[Dataset records]
# # #

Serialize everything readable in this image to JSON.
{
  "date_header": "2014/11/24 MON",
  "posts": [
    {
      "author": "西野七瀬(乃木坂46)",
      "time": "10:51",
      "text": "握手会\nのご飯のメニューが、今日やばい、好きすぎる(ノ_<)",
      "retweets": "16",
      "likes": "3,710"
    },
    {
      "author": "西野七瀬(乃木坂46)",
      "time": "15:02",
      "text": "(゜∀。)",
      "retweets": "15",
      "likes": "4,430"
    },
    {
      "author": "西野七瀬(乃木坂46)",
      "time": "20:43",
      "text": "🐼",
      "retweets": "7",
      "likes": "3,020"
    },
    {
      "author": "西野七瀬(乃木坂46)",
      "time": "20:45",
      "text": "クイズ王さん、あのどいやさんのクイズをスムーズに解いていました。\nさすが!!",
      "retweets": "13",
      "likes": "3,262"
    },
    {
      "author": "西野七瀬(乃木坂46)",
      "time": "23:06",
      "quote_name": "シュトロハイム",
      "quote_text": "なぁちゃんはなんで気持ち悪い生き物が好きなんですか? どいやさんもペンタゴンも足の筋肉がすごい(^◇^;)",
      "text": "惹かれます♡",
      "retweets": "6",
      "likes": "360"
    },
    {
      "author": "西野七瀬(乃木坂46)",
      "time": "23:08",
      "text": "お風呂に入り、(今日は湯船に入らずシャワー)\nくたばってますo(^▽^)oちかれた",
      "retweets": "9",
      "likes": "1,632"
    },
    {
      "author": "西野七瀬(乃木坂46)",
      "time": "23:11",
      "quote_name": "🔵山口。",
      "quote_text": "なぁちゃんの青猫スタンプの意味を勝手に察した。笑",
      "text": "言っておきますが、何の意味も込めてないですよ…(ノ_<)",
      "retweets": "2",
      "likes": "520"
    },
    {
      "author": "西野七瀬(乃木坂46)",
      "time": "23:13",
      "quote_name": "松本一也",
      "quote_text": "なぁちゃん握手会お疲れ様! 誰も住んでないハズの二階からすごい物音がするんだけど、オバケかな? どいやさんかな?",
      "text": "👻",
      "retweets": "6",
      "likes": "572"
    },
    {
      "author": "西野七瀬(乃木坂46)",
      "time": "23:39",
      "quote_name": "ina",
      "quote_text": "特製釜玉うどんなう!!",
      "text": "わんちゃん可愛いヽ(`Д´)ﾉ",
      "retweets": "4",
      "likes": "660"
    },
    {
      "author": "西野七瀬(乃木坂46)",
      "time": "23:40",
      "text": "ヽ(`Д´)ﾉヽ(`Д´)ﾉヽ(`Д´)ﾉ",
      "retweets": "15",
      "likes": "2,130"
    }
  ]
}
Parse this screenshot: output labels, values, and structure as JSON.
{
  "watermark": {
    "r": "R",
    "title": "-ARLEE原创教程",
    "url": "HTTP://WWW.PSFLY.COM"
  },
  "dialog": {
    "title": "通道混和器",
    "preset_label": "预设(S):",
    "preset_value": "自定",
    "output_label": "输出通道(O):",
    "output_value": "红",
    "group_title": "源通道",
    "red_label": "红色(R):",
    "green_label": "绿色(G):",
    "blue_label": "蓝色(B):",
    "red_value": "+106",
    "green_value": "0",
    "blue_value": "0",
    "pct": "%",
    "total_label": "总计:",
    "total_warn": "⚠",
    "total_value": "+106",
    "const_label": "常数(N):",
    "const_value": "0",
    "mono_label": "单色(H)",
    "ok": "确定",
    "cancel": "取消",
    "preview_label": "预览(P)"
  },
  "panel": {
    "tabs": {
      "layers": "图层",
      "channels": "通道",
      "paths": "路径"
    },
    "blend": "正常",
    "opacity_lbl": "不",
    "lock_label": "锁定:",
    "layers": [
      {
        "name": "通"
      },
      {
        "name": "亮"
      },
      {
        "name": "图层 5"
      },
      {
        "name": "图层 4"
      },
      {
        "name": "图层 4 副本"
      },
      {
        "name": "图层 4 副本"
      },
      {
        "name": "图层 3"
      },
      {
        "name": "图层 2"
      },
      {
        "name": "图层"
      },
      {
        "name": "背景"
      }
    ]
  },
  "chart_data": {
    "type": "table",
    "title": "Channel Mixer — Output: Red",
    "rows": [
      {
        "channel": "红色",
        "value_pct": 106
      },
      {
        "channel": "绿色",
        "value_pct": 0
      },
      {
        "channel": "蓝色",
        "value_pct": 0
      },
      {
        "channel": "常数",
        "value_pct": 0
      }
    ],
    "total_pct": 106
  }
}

# # #

◆ **What you are asked to do**: The lines above should be duplicated exactly.

◆ **Final answer**:
Serialize everything readable in this image to JSON.
{
  "date_header": "2014/11/24 MON",
  "posts": [
    {
      "author": "西野七瀬(乃木坂46)",
      "time": "10:51",
      "text": "握手会\nのご飯のメニューが、今日やばい、好きすぎる(ノ_<)",
      "retweets": "16",
      "likes": "3,710"
    },
    {
      "author": "西野七瀬(乃木坂46)",
      "time": "15:02",
      "text": "(゜∀。)",
      "retweets": "15",
      "likes": "4,430"
    },
    {
      "author": "西野七瀬(乃木坂46)",
      "time": "20:43",
      "text": "🐼",
      "retweets": "7",
      "likes": "3,020"
    },
    {
      "author": "西野七瀬(乃木坂46)",
      "time": "20:45",
      "text": "クイズ王さん、あのどいやさんのクイズをスムーズに解いていました。\nさすが!!",
      "retweets": "13",
      "likes": "3,262"
    },
    {
      "author": "西野七瀬(乃木坂46)",
      "time": "23:06",
      "quote_name": "シュトロハイム",
      "quote_text": "なぁちゃんはなんで気持ち悪い生き物が好きなんですか? どいやさんもペンタゴンも足の筋肉がすごい(^◇^;)",
      "text": "惹かれます♡",
      "retweets": "6",
      "likes": "360"
    },
    {
      "author": "西野七瀬(乃木坂46)",
      "time": "23:08",
      "text": "お風呂に入り、(今日は湯船に入らずシャワー)\nくたばってますo(^▽^)oちかれた",
      "retweets": "9",
      "likes": "1,632"
    },
    {
      "author": "西野七瀬(乃木坂46)",
      "time": "23:11",
      "quote_name": "🔵山口。",
      "quote_text": "なぁちゃんの青猫スタンプの意味を勝手に察した。笑",
      "text": "言っておきますが、何の意味も込めてないですよ…(ノ_<)",
      "retweets": "2",
      "likes": "520"
    },
    {
      "author": "西野七瀬(乃木坂46)",
      "time": "23:13",
      "quote_name": "松本一也",
      "quote_text": "なぁちゃん握手会お疲れ様! 誰も住んでないハズの二階からすごい物音がするんだけど、オバケかな? どいやさんかな?",
      "text": "👻",
      "retweets": "6",
      "likes": "572"
    },
    {
      "author": "西野七瀬(乃木坂46)",
      "time": "23:39",
      "quote_name": "ina",
      "quote_text": "特製釜玉うどんなう!!",
      "text": "わんちゃん可愛いヽ(`Д´)ﾉ",
      "retweets": "4",
      "likes": "660"
    },
    {
      "author": "西野七瀬(乃木坂46)",
      "time": "23:40",
      "text": "ヽ(`Д´)ﾉヽ(`Д´)ﾉヽ(`Д´)ﾉ",
      "retweets": "15",
      "likes": "2,130"
    }
  ]
}
Parse this screenshot: output labels, values, and structure as JSON.
{
  "watermark": {
    "r": "R",
    "title": "-ARLEE原创教程",
    "url": "HTTP://WWW.PSFLY.COM"
  },
  "dialog": {
    "title": "通道混和器",
    "preset_label": "预设(S):",
    "preset_value": "自定",
    "output_label": "输出通道(O):",
    "output_value": "红",
    "group_title": "源通道",
    "red_label": "红色(R):",
    "green_label": "绿色(G):",
    "blue_label": "蓝色(B):",
    "red_value": "+106",
    "green_value": "0",
    "blue_value": "0",
    "pct": "%",
    "total_label": "总计:",
    "total_warn": "⚠",
    "total_value": "+106",
    "const_label": "常数(N):",
    "const_value": "0",
    "mono_label": "单色(H)",
    "ok": "确定",
    "cancel": "取消",
    "preview_label": "预览(P)"
  },
  "panel": {
    "tabs": {
      "layers": "图层",
      "channels": "通道",
      "paths": "路径"
    },
    "blend": "正常",
    "opacity_lbl": "不",
    "lock_label": "锁定:",
    "layers": [
      {
        "name": "通"
      },
      {
        "name": "亮"
      },
      {
        "name": "图层 5"
      },
      {
        "name": "图层 4"
      },
      {
        "name": "图层 4 副本"
      },
      {
        "name": "图层 4 副本"
      },
      {
        "name": "图层 3"
      },
      {
        "name": "图层 2"
      },
      {
        "name": "图层"
      },
      {
        "name": "背景"
      }
    ]
  },
  "chart_data": {
    "type": "table",
    "title": "Channel Mixer — Output: Red",
    "rows": [
      {
        "channel": "红色",
        "value_pct": 106
      },
      {
        "channel": "绿色",
        "value_pct": 0
      },
      {
        "channel": "蓝色",
        "value_pct": 0
      },
      {
        "channel": "常数",
        "value_pct": 0
      }
    ],
    "total_pct": 106
  }
}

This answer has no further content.